Challenge
What lines of the data include the string "content"? Copy them all.

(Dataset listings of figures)
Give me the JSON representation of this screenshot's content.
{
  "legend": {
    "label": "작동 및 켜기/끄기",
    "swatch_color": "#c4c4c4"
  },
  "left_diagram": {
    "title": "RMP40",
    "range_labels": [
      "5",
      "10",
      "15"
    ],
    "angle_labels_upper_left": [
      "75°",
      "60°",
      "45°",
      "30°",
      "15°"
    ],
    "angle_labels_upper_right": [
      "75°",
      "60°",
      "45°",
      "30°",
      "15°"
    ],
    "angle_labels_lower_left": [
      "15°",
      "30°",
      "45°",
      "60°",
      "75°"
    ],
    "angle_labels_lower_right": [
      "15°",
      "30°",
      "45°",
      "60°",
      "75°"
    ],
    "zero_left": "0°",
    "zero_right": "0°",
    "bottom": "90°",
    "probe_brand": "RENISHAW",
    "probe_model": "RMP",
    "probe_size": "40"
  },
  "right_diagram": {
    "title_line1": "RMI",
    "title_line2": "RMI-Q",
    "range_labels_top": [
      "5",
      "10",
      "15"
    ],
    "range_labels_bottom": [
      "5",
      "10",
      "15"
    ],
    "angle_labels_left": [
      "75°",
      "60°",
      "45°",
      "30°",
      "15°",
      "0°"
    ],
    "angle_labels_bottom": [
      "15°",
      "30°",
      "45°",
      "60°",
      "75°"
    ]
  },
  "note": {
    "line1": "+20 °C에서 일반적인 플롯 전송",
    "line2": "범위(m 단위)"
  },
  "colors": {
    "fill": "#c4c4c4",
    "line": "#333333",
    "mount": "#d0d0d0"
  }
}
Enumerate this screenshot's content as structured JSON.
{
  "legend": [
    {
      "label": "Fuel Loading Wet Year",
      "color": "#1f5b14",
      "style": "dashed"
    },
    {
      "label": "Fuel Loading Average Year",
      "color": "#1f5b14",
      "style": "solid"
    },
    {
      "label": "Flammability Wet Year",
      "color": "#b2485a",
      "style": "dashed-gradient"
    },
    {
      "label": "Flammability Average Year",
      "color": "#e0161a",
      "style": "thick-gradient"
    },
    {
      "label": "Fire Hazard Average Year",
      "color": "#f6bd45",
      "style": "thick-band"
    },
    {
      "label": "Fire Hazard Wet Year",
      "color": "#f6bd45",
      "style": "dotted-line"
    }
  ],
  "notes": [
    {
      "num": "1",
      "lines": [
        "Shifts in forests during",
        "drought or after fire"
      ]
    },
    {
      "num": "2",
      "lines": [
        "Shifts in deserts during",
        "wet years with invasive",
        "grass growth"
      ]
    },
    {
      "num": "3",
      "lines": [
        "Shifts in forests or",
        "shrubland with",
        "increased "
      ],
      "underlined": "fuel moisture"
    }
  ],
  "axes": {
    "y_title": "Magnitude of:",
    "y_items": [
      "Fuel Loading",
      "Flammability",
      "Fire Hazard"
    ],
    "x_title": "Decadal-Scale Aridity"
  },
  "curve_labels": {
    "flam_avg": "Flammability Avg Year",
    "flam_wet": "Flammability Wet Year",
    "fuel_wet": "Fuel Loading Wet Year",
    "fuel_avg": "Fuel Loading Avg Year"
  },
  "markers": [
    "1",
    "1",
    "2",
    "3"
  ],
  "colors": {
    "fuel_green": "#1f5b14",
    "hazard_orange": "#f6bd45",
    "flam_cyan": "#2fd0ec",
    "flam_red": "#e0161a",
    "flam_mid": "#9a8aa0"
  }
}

Result for this exercise
Give me the JSON representation of this screenshot's content.
Enumerate this screenshot's content as structured JSON.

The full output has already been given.